──────── Entries supplied

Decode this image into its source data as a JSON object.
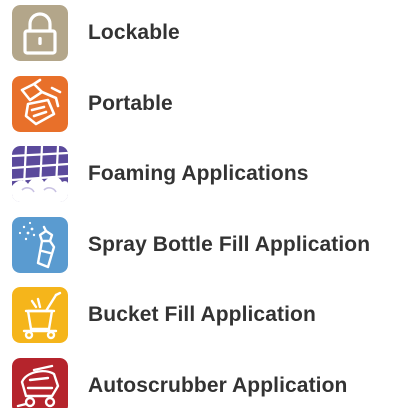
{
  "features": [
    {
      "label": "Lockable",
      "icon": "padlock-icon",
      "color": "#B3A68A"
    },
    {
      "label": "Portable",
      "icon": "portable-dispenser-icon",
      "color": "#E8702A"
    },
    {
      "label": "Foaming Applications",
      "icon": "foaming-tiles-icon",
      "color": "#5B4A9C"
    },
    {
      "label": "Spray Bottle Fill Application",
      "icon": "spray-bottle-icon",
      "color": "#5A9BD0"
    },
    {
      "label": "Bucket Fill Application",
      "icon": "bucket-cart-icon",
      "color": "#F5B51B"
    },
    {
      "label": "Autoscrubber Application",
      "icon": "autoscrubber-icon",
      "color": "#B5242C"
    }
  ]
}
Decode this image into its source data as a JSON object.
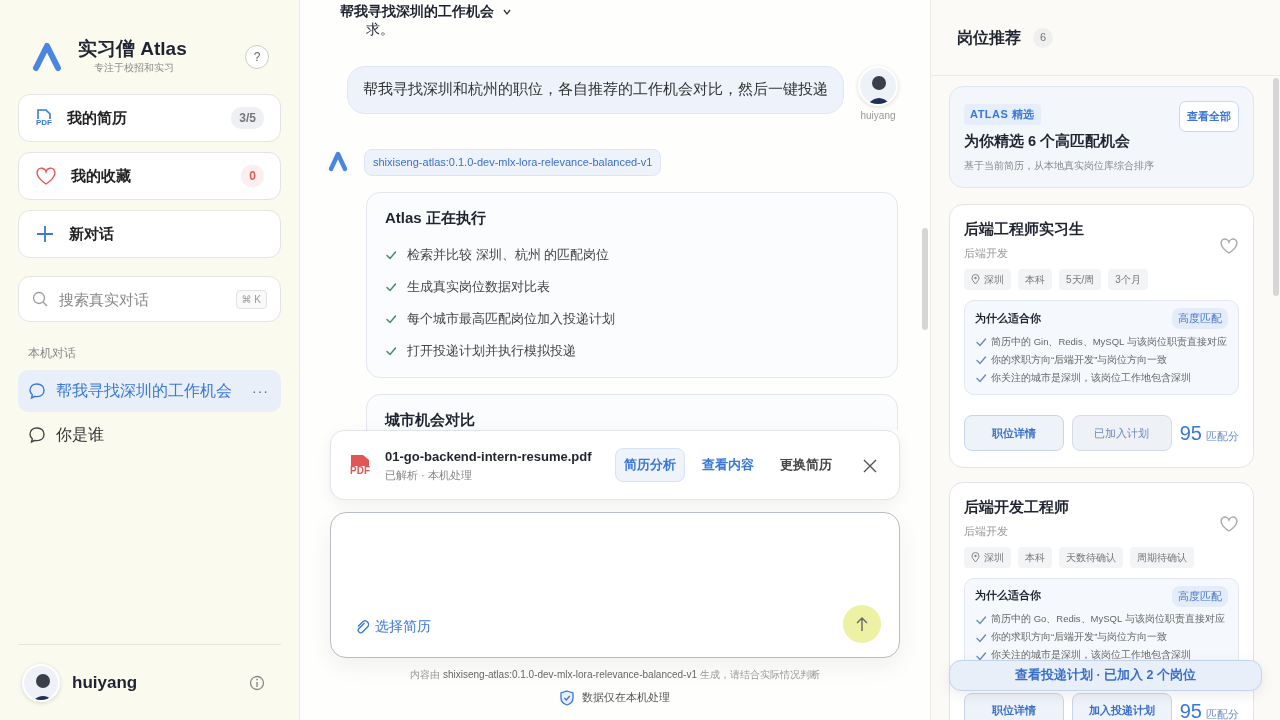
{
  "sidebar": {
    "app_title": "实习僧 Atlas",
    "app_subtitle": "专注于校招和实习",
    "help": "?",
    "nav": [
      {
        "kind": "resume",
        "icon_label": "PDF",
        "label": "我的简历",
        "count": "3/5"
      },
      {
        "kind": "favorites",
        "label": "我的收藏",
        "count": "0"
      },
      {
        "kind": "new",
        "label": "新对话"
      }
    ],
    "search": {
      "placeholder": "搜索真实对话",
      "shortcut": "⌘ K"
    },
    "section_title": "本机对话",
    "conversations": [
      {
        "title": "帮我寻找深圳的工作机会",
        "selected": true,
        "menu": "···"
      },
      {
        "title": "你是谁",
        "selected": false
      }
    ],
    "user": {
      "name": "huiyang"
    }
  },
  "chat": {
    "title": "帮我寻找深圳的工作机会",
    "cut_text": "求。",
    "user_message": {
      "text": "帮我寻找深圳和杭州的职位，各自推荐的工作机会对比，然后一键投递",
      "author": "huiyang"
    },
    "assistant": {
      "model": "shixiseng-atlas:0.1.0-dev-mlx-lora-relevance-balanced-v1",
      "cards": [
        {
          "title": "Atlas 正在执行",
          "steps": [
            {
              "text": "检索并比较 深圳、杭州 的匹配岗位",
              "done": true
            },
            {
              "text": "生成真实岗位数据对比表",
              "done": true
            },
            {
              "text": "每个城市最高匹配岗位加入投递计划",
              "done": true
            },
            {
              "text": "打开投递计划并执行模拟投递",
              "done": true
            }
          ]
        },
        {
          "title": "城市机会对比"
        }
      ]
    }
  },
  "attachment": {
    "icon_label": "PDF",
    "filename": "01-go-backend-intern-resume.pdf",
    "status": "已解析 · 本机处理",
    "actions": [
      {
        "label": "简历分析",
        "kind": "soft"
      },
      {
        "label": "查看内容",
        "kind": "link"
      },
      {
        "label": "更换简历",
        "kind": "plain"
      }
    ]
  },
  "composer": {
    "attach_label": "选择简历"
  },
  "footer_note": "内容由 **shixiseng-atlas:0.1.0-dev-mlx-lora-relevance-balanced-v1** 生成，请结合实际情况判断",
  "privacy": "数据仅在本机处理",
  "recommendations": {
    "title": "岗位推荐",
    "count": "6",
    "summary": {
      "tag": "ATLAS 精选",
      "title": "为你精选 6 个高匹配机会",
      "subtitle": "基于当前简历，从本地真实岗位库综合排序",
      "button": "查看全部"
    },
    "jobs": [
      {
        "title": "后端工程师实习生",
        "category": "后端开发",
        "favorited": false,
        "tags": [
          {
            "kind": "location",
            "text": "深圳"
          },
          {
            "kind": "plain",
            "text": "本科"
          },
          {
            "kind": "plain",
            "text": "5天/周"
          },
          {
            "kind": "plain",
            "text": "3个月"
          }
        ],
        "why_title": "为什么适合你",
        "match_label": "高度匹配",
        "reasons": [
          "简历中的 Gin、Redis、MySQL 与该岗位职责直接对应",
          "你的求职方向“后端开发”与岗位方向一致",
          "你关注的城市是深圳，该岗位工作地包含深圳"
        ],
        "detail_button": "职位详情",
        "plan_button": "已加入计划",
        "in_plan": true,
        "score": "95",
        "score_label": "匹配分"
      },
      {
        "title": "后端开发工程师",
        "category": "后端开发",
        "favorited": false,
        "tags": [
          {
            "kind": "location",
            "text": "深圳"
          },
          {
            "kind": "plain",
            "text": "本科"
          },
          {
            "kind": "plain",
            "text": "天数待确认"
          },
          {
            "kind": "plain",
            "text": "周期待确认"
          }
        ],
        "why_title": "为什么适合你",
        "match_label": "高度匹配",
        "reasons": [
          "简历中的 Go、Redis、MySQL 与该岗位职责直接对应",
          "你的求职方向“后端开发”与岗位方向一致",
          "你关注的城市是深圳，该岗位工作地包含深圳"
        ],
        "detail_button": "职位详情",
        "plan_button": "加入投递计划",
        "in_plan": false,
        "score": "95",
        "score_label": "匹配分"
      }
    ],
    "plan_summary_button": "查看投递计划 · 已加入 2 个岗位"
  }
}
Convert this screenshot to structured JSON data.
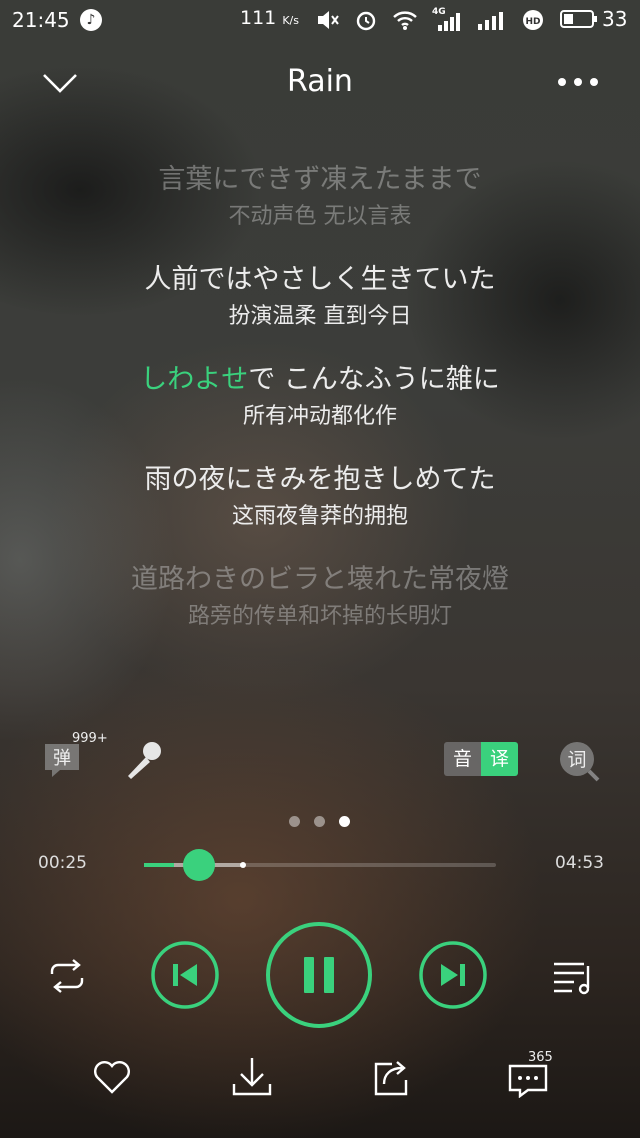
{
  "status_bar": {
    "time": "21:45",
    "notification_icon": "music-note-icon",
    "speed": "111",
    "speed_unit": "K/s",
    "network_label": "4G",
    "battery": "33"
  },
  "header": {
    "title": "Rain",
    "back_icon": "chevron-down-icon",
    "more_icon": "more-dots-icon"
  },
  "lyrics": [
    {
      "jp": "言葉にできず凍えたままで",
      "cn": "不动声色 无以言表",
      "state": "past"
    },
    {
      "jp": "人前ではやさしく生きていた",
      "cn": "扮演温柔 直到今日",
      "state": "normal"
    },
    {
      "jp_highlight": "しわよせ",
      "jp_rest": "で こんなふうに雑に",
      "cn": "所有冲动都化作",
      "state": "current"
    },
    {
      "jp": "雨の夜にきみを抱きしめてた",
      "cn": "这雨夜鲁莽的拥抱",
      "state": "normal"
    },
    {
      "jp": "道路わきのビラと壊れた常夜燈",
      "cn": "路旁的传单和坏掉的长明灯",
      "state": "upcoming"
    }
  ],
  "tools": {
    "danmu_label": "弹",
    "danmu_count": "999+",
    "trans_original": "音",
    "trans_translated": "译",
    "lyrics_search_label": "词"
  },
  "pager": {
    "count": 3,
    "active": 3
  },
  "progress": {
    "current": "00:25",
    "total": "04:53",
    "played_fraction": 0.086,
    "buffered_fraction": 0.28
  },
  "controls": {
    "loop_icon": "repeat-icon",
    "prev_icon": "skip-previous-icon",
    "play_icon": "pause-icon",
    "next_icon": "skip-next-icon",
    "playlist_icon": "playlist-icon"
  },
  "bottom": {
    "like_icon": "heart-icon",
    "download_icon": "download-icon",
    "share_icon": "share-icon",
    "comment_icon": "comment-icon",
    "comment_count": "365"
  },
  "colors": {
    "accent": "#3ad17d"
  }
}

────────────────

### Aim of the exercise
Your task is to return the entries above exactly, with no pictures.

### Solution
Decode this image into its source data as a JSON object.
{
  "features": [
    {
      "label": "Lockable",
      "icon": "padlock-icon",
      "color": "#B3A68A"
    },
    {
      "label": "Portable",
      "icon": "portable-dispenser-icon",
      "color": "#E8702A"
    },
    {
      "label": "Foaming Applications",
      "icon": "foaming-tiles-icon",
      "color": "#5B4A9C"
    },
    {
      "label": "Spray Bottle Fill Application",
      "icon": "spray-bottle-icon",
      "color": "#5A9BD0"
    },
    {
      "label": "Bucket Fill Application",
      "icon": "bucket-cart-icon",
      "color": "#F5B51B"
    },
    {
      "label": "Autoscrubber Application",
      "icon": "autoscrubber-icon",
      "color": "#B5242C"
    }
  ]
}
Decode this image into its source data as a JSON object.
{
  "sidebar": {
    "app_title": "实习僧 Atlas",
    "app_subtitle": "专注于校招和实习",
    "help": "?",
    "nav": [
      {
        "kind": "resume",
        "icon_label": "PDF",
        "label": "我的简历",
        "count": "3/5"
      },
      {
        "kind": "favorites",
        "label": "我的收藏",
        "count": "0"
      },
      {
        "kind": "new",
        "label": "新对话"
      }
    ],
    "search": {
      "placeholder": "搜索真实对话",
      "shortcut": "⌘ K"
    },
    "section_title": "本机对话",
    "conversations": [
      {
        "title": "帮我寻找深圳的工作机会",
        "selected": true,
        "menu": "···"
      },
      {
        "title": "你是谁",
        "selected": false
      }
    ],
    "user": {
      "name": "huiyang"
    }
  },
  "chat": {
    "title": "帮我寻找深圳的工作机会",
    "cut_text": "求。",
    "user_message": {
      "text": "帮我寻找深圳和杭州的职位，各自推荐的工作机会对比，然后一键投递",
      "author": "huiyang"
    },
    "assistant": {
      "model": "shixiseng-atlas:0.1.0-dev-mlx-lora-relevance-balanced-v1",
      "cards": [
        {
          "title": "Atlas 正在执行",
          "steps": [
            {
              "text": "检索并比较 深圳、杭州 的匹配岗位",
              "done": true
            },
            {
              "text": "生成真实岗位数据对比表",
              "done": true
            },
            {
              "text": "每个城市最高匹配岗位加入投递计划",
              "done": true
            },
            {
              "text": "打开投递计划并执行模拟投递",
              "done": true
            }
          ]
        },
        {
          "title": "城市机会对比"
        }
      ]
    }
  },
  "attachment": {
    "icon_label": "PDF",
    "filename": "01-go-backend-intern-resume.pdf",
    "status": "已解析 · 本机处理",
    "actions": [
      {
        "label": "简历分析",
        "kind": "soft"
      },
      {
        "label": "查看内容",
        "kind": "link"
      },
      {
        "label": "更换简历",
        "kind": "plain"
      }
    ]
  },
  "composer": {
    "attach_label": "选择简历"
  },
  "footer_note": "内容由 **shixiseng-atlas:0.1.0-dev-mlx-lora-relevance-balanced-v1** 生成，请结合实际情况判断",
  "privacy": "数据仅在本机处理",
  "recommendations": {
    "title": "岗位推荐",
    "count": "6",
    "summary": {
      "tag": "ATLAS 精选",
      "title": "为你精选 6 个高匹配机会",
      "subtitle": "基于当前简历，从本地真实岗位库综合排序",
      "button": "查看全部"
    },
    "jobs": [
      {
        "title": "后端工程师实习生",
        "category": "后端开发",
        "favorited": false,
        "tags": [
          {
            "kind": "location",
            "text": "深圳"
          },
          {
            "kind": "plain",
            "text": "本科"
          },
          {
            "kind": "plain",
            "text": "5天/周"
          },
          {
            "kind": "plain",
            "text": "3个月"
          }
        ],
        "why_title": "为什么适合你",
        "match_label": "高度匹配",
        "reasons": [
          "简历中的 Gin、Redis、MySQL 与该岗位职责直接对应",
          "你的求职方向“后端开发”与岗位方向一致",
          "你关注的城市是深圳，该岗位工作地包含深圳"
        ],
        "detail_button": "职位详情",
        "plan_button": "已加入计划",
        "in_plan": true,
        "score": "95",
        "score_label": "匹配分"
      },
      {
        "title": "后端开发工程师",
        "category": "后端开发",
        "favorited": false,
        "tags": [
          {
            "kind": "location",
            "text": "深圳"
          },
          {
            "kind": "plain",
            "text": "本科"
          },
          {
            "kind": "plain",
            "text": "天数待确认"
          },
          {
            "kind": "plain",
            "text": "周期待确认"
          }
        ],
        "why_title": "为什么适合你",
        "match_label": "高度匹配",
        "reasons": [
          "简历中的 Go、Redis、MySQL 与该岗位职责直接对应",
          "你的求职方向“后端开发”与岗位方向一致",
          "你关注的城市是深圳，该岗位工作地包含深圳"
        ],
        "detail_button": "职位详情",
        "plan_button": "加入投递计划",
        "in_plan": false,
        "score": "95",
        "score_label": "匹配分"
      }
    ],
    "plan_summary_button": "查看投递计划 · 已加入 2 个岗位"
  }
}
Convert this screenshot to structured JSON data.
{
  "status_bar": {
    "time": "21:45",
    "notification_icon": "music-note-icon",
    "speed": "111",
    "speed_unit": "K/s",
    "network_label": "4G",
    "battery": "33"
  },
  "header": {
    "title": "Rain",
    "back_icon": "chevron-down-icon",
    "more_icon": "more-dots-icon"
  },
  "lyrics": [
    {
      "jp": "言葉にできず凍えたままで",
      "cn": "不动声色 无以言表",
      "state": "past"
    },
    {
      "jp": "人前ではやさしく生きていた",
      "cn": "扮演温柔 直到今日",
      "state": "normal"
    },
    {
      "jp_highlight": "しわよせ",
      "jp_rest": "で こんなふうに雑に",
      "cn": "所有冲动都化作",
      "state": "current"
    },
    {
      "jp": "雨の夜にきみを抱きしめてた",
      "cn": "这雨夜鲁莽的拥抱",
      "state": "normal"
    },
    {
      "jp": "道路わきのビラと壊れた常夜燈",
      "cn": "路旁的传单和坏掉的长明灯",
      "state": "upcoming"
    }
  ],
  "tools": {
    "danmu_label": "弹",
    "danmu_count": "999+",
    "trans_original": "音",
    "trans_translated": "译",
    "lyrics_search_label": "词"
  },
  "pager": {
    "count": 3,
    "active": 3
  },
  "progress": {
    "current": "00:25",
    "total": "04:53",
    "played_fraction": 0.086,
    "buffered_fraction": 0.28
  },
  "controls": {
    "loop_icon": "repeat-icon",
    "prev_icon": "skip-previous-icon",
    "play_icon": "pause-icon",
    "next_icon": "skip-next-icon",
    "playlist_icon": "playlist-icon"
  },
  "bottom": {
    "like_icon": "heart-icon",
    "download_icon": "download-icon",
    "share_icon": "share-icon",
    "comment_icon": "comment-icon",
    "comment_count": "365"
  },
  "colors": {
    "accent": "#3ad17d"
  }
}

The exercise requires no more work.